Data records:
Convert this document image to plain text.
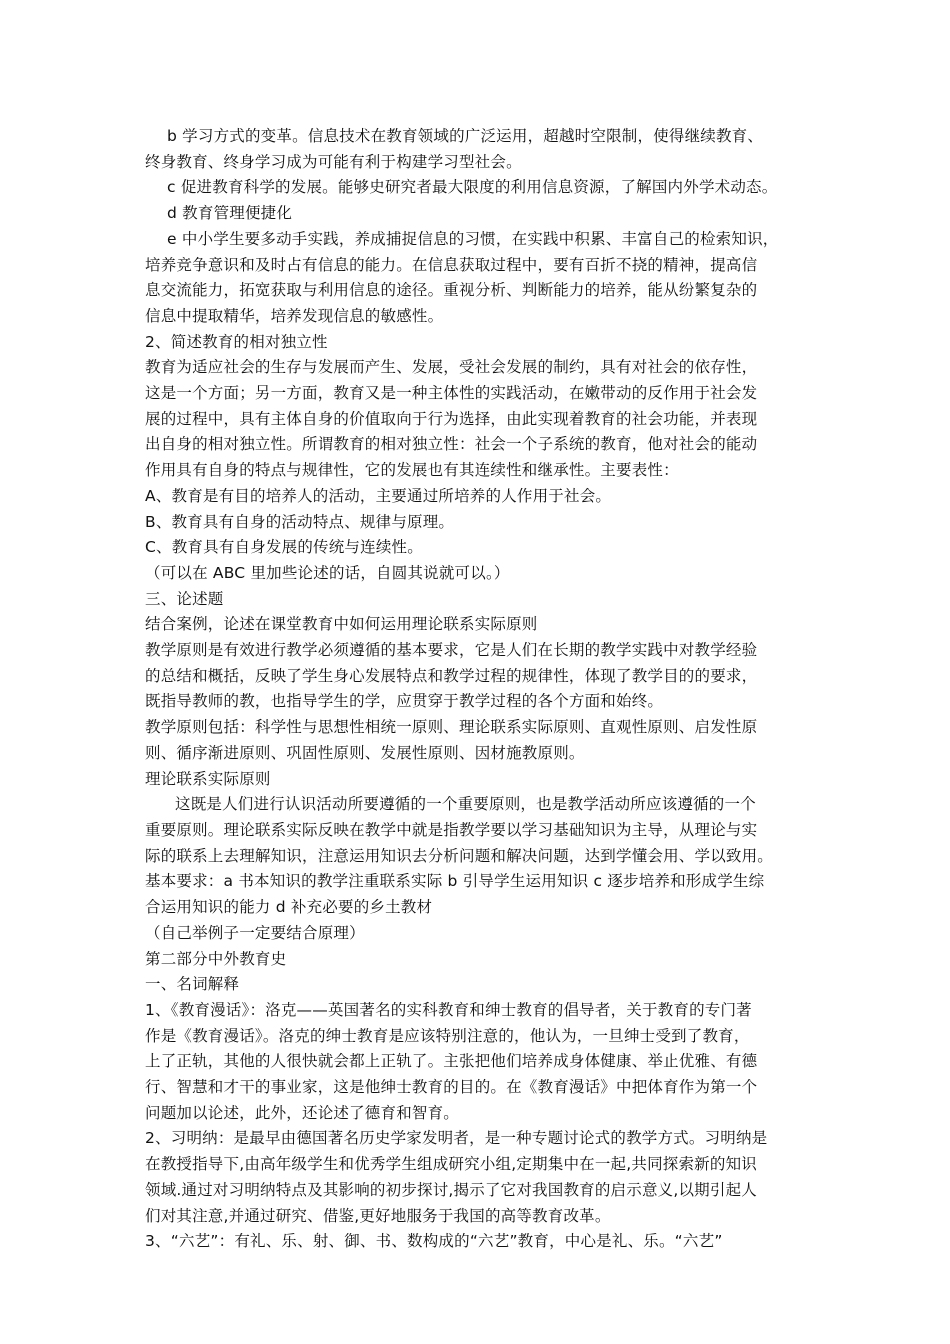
b 学习方式的变革。信息技术在教育领域的广泛运用，超越时空限制，使得继续教育、
终身教育、终身学习成为可能有利于构建学习型社会。
c 促进教育科学的发展。能够史研究者最大限度的利用信息资源，了解国内外学术动态。
d 教育管理便捷化
e 中小学生要多动手实践，养成捕捉信息的习惯，在实践中积累、丰富自己的检索知识，
培养竞争意识和及时占有信息的能力。在信息获取过程中，要有百折不挠的精神，提高信
息交流能力，拓宽获取与利用信息的途径。重视分析、判断能力的培养，能从纷繁复杂的
信息中提取精华，培养发现信息的敏感性。
2、简述教育的相对独立性
教育为适应社会的生存与发展而产生、发展，受社会发展的制约，具有对社会的依存性，
这是一个方面；另一方面，教育又是一种主体性的实践活动，在嫩带动的反作用于社会发
展的过程中，具有主体自身的价值取向于行为选择，由此实现着教育的社会功能，并表现
出自身的相对独立性。所谓教育的相对独立性：社会一个子系统的教育，他对社会的能动
作用具有自身的特点与规律性，它的发展也有其连续性和继承性。主要表性：
A、教育是有目的培养人的活动，主要通过所培养的人作用于社会。
B、教育具有自身的活动特点、规律与原理。
C、教育具有自身发展的传统与连续性。
（可以在 ABC 里加些论述的话，自圆其说就可以。）
三、论述题
结合案例，论述在课堂教育中如何运用理论联系实际原则
教学原则是有效进行教学必须遵循的基本要求，它是人们在长期的教学实践中对教学经验
的总结和概括，反映了学生身心发展特点和教学过程的规律性，体现了教学目的的要求，
既指导教师的教，也指导学生的学，应贯穿于教学过程的各个方面和始终。
教学原则包括：科学性与思想性相统一原则、理论联系实际原则、直观性原则、启发性原
则、循序渐进原则、巩固性原则、发展性原则、因材施教原则。
理论联系实际原则
这既是人们进行认识活动所要遵循的一个重要原则，也是教学活动所应该遵循的一个
重要原则。理论联系实际反映在教学中就是指教学要以学习基础知识为主导，从理论与实
际的联系上去理解知识，注意运用知识去分析问题和解决问题，达到学懂会用、学以致用。
基本要求：a 书本知识的教学注重联系实际 b 引导学生运用知识 c 逐步培养和形成学生综
合运用知识的能力 d 补充必要的乡土教材
（自己举例子一定要结合原理）
第二部分中外教育史
一、名词解释
1、《教育漫话》：洛克——英国著名的实科教育和绅士教育的倡导者，关于教育的专门著
作是《教育漫话》。洛克的绅士教育是应该特别注意的，他认为，一旦绅士受到了教育，
上了正轨，其他的人很快就会都上正轨了。主张把他们培养成身体健康、举止优雅、有德
行、智慧和才干的事业家，这是他绅士教育的目的。在《教育漫话》中把体育作为第一个
问题加以论述，此外，还论述了德育和智育。
2、习明纳：是最早由德国著名历史学家发明者，是一种专题讨论式的教学方式。习明纳是
在教授指导下,由高年级学生和优秀学生组成研究小组,定期集中在一起,共同探索新的知识
领域.通过对习明纳特点及其影响的初步探讨,揭示了它对我国教育的启示意义,以期引起人
们对其注意,并通过研究、借鉴,更好地服务于我国的高等教育改革。
3、“六艺”：有礼、乐、射、御、书、数构成的“六艺”教育，中心是礼、乐。“六艺”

• Instructions to follow
Each entry must be retyped word for word, with every image omitted.

• Task result
Convert this document image to plain text.
b 学习方式的变革。信息技术在教育领域的广泛运用，超越时空限制，使得继续教育、
终身教育、终身学习成为可能有利于构建学习型社会。
c 促进教育科学的发展。能够史研究者最大限度的利用信息资源，了解国内外学术动态。
d 教育管理便捷化
e 中小学生要多动手实践，养成捕捉信息的习惯，在实践中积累、丰富自己的检索知识，
培养竞争意识和及时占有信息的能力。在信息获取过程中，要有百折不挠的精神，提高信
息交流能力，拓宽获取与利用信息的途径。重视分析、判断能力的培养，能从纷繁复杂的
信息中提取精华，培养发现信息的敏感性。
2、简述教育的相对独立性
教育为适应社会的生存与发展而产生、发展，受社会发展的制约，具有对社会的依存性，
这是一个方面；另一方面，教育又是一种主体性的实践活动，在嫩带动的反作用于社会发
展的过程中，具有主体自身的价值取向于行为选择，由此实现着教育的社会功能，并表现
出自身的相对独立性。所谓教育的相对独立性：社会一个子系统的教育，他对社会的能动
作用具有自身的特点与规律性，它的发展也有其连续性和继承性。主要表性：
A、教育是有目的培养人的活动，主要通过所培养的人作用于社会。
B、教育具有自身的活动特点、规律与原理。
C、教育具有自身发展的传统与连续性。
（可以在 ABC 里加些论述的话，自圆其说就可以。）
三、论述题
结合案例，论述在课堂教育中如何运用理论联系实际原则
教学原则是有效进行教学必须遵循的基本要求，它是人们在长期的教学实践中对教学经验
的总结和概括，反映了学生身心发展特点和教学过程的规律性，体现了教学目的的要求，
既指导教师的教，也指导学生的学，应贯穿于教学过程的各个方面和始终。
教学原则包括：科学性与思想性相统一原则、理论联系实际原则、直观性原则、启发性原
则、循序渐进原则、巩固性原则、发展性原则、因材施教原则。
理论联系实际原则
这既是人们进行认识活动所要遵循的一个重要原则，也是教学活动所应该遵循的一个
重要原则。理论联系实际反映在教学中就是指教学要以学习基础知识为主导，从理论与实
际的联系上去理解知识，注意运用知识去分析问题和解决问题，达到学懂会用、学以致用。
基本要求：a 书本知识的教学注重联系实际 b 引导学生运用知识 c 逐步培养和形成学生综
合运用知识的能力 d 补充必要的乡土教材
（自己举例子一定要结合原理）
第二部分中外教育史
一、名词解释
1、《教育漫话》：洛克——英国著名的实科教育和绅士教育的倡导者，关于教育的专门著
作是《教育漫话》。洛克的绅士教育是应该特别注意的，他认为，一旦绅士受到了教育，
上了正轨，其他的人很快就会都上正轨了。主张把他们培养成身体健康、举止优雅、有德
行、智慧和才干的事业家，这是他绅士教育的目的。在《教育漫话》中把体育作为第一个
问题加以论述，此外，还论述了德育和智育。
2、习明纳：是最早由德国著名历史学家发明者，是一种专题讨论式的教学方式。习明纳是
在教授指导下,由高年级学生和优秀学生组成研究小组,定期集中在一起,共同探索新的知识
领域.通过对习明纳特点及其影响的初步探讨,揭示了它对我国教育的启示意义,以期引起人
们对其注意,并通过研究、借鉴,更好地服务于我国的高等教育改革。
3、“六艺”：有礼、乐、射、御、书、数构成的“六艺”教育，中心是礼、乐。“六艺”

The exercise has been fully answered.